Excerpted records:
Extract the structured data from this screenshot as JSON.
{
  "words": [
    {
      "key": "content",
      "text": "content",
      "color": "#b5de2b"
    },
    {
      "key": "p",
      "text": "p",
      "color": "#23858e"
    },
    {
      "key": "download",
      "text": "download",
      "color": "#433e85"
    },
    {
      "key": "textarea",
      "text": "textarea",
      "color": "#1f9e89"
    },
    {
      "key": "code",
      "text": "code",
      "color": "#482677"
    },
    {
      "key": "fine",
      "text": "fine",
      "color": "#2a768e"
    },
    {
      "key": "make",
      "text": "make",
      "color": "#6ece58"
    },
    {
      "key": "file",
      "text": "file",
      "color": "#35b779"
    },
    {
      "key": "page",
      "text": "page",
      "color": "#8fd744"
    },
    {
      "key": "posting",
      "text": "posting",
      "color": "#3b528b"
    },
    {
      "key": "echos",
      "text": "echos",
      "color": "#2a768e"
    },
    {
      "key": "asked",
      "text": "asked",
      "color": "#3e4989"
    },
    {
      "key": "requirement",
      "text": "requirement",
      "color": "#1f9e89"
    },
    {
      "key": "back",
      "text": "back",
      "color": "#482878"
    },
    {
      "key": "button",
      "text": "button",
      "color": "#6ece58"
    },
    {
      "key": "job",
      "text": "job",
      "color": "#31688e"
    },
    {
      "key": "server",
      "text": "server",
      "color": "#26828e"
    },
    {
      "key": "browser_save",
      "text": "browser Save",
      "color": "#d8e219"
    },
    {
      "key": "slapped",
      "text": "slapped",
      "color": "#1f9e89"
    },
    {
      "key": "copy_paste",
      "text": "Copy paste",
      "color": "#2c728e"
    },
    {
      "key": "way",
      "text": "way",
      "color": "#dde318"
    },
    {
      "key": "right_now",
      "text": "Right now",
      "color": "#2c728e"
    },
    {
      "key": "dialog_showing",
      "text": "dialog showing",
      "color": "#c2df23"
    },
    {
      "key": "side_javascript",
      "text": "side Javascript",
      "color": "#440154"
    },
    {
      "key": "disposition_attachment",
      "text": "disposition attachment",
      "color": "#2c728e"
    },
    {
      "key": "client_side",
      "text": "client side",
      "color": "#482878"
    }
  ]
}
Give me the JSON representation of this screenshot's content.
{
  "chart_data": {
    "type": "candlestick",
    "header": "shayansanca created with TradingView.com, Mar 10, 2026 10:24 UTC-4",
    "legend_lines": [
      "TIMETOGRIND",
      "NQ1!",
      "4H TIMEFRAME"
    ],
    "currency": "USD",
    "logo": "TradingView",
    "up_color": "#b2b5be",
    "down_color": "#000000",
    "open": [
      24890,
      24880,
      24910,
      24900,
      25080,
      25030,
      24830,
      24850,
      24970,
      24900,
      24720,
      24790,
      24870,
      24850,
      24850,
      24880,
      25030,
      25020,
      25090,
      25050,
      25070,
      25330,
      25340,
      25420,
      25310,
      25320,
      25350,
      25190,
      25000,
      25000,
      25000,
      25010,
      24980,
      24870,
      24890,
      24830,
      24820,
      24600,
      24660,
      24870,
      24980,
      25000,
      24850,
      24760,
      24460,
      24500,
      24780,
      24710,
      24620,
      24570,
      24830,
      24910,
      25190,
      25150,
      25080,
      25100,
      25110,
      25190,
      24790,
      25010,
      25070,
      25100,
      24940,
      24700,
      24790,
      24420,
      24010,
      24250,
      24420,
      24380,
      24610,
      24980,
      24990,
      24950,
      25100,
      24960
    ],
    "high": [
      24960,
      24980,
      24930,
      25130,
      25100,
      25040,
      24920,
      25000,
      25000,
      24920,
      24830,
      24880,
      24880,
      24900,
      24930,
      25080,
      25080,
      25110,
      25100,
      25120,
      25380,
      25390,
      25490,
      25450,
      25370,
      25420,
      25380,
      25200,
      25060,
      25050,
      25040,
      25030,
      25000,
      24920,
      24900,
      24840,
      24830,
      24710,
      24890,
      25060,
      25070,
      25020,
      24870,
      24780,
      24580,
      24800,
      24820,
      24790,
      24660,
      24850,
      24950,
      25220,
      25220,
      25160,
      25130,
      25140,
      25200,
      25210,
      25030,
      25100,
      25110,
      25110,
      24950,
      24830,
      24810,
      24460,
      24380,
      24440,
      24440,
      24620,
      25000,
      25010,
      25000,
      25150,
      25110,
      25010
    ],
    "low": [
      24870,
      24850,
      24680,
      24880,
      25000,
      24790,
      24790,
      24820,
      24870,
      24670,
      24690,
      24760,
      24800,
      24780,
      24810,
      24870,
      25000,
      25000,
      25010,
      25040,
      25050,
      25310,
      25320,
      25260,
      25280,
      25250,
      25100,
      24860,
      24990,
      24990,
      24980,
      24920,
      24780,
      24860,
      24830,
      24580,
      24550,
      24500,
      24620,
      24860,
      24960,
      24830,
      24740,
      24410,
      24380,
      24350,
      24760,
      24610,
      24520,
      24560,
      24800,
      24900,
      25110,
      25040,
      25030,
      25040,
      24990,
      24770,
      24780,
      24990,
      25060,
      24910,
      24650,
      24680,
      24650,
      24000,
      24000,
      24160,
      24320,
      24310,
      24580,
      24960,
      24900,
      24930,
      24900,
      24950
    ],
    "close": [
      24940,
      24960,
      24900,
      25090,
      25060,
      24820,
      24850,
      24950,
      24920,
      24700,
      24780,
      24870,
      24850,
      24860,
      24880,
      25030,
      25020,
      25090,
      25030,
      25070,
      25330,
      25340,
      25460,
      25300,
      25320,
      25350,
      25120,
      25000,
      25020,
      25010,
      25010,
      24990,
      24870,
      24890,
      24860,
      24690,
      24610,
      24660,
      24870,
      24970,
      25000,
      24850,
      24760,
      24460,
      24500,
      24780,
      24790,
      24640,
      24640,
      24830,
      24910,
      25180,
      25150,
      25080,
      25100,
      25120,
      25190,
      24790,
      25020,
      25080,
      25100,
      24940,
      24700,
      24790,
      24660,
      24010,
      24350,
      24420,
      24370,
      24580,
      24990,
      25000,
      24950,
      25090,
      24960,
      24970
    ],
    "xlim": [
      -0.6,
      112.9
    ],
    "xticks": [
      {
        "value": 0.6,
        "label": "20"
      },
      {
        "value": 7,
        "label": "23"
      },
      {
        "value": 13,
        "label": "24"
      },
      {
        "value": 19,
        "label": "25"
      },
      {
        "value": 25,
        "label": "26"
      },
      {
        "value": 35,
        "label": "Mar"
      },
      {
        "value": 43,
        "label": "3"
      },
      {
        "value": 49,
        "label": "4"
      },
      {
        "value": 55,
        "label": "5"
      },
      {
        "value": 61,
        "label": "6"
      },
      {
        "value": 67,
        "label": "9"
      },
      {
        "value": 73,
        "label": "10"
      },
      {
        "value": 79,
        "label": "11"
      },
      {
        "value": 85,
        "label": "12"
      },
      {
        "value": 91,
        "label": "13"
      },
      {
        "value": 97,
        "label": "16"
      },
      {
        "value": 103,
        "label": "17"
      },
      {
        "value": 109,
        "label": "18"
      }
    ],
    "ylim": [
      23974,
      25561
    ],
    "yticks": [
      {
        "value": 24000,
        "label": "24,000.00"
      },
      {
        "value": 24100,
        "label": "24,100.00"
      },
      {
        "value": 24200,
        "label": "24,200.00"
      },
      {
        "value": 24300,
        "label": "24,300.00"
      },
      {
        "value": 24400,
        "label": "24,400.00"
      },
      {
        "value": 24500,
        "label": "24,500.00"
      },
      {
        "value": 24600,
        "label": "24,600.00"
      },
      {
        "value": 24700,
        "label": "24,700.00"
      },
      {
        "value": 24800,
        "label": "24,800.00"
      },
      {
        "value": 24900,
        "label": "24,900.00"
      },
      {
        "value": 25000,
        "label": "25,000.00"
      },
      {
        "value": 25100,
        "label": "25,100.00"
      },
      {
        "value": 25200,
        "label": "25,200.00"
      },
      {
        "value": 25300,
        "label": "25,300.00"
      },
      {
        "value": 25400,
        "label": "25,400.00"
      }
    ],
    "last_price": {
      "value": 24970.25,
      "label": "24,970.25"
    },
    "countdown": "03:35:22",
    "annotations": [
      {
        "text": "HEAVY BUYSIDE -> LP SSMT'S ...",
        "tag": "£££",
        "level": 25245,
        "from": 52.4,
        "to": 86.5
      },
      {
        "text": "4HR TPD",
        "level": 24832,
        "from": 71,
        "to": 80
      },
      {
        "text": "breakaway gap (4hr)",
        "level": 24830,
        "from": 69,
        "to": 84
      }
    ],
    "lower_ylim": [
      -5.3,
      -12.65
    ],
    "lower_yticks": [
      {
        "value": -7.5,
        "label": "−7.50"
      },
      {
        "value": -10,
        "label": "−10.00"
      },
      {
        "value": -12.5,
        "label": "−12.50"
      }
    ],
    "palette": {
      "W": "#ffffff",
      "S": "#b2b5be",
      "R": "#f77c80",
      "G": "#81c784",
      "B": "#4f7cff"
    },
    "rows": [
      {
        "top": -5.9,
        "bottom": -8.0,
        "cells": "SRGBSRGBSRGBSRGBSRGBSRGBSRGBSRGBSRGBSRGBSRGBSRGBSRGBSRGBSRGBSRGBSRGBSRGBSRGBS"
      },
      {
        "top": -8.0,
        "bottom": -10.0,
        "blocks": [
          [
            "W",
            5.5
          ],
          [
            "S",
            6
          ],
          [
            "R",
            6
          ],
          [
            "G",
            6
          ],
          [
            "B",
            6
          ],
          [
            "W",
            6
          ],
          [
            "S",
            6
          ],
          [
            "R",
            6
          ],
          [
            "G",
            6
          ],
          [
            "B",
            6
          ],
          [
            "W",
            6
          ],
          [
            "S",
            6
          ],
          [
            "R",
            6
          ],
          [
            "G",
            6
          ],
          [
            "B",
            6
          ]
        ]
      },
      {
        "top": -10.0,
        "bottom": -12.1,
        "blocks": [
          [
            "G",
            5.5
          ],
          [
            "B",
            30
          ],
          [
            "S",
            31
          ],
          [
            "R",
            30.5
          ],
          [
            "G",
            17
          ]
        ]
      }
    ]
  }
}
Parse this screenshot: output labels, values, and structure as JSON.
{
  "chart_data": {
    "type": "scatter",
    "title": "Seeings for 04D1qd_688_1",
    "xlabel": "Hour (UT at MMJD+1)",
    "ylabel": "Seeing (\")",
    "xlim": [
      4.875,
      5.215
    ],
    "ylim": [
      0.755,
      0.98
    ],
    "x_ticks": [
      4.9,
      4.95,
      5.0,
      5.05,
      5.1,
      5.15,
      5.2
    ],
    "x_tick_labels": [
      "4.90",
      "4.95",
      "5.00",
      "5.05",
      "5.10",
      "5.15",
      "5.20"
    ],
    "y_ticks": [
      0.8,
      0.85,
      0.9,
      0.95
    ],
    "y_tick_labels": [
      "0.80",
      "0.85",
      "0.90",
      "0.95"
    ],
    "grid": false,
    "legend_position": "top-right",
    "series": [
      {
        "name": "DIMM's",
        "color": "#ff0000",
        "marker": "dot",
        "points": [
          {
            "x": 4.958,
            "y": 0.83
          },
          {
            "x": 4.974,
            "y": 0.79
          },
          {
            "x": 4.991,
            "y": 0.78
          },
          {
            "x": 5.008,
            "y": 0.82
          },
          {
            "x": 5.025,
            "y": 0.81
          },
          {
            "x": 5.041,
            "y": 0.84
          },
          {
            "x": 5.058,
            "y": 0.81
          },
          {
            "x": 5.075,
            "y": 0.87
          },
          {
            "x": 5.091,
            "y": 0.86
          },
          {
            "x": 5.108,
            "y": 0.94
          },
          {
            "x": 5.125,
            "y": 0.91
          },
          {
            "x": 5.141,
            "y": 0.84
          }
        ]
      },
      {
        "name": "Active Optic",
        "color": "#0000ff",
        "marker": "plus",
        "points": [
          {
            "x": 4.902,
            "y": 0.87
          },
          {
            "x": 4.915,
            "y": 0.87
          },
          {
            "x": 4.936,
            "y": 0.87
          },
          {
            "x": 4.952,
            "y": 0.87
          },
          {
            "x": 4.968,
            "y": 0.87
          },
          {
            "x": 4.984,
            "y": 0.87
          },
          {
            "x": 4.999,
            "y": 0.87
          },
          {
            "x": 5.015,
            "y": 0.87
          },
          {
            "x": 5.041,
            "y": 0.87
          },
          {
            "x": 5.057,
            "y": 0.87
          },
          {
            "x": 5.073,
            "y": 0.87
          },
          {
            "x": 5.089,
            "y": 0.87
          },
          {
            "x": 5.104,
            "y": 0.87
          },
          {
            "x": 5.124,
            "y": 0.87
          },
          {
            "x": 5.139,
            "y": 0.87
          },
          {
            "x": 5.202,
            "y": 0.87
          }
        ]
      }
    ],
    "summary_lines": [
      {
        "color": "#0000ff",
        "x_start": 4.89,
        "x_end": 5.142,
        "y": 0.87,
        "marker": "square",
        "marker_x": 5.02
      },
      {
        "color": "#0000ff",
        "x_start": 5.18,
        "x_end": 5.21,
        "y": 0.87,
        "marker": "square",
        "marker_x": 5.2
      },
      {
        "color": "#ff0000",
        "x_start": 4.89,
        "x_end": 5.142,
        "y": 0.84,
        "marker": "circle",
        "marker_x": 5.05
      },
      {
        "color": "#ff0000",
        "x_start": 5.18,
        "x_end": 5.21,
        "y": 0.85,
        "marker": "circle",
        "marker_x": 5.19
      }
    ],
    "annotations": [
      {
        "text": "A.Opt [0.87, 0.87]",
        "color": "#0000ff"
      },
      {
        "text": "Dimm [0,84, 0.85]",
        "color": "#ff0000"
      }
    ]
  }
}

Required task:
Going over the lines above, work out how many include "screenshot", then give only that number.

Result of the task:
3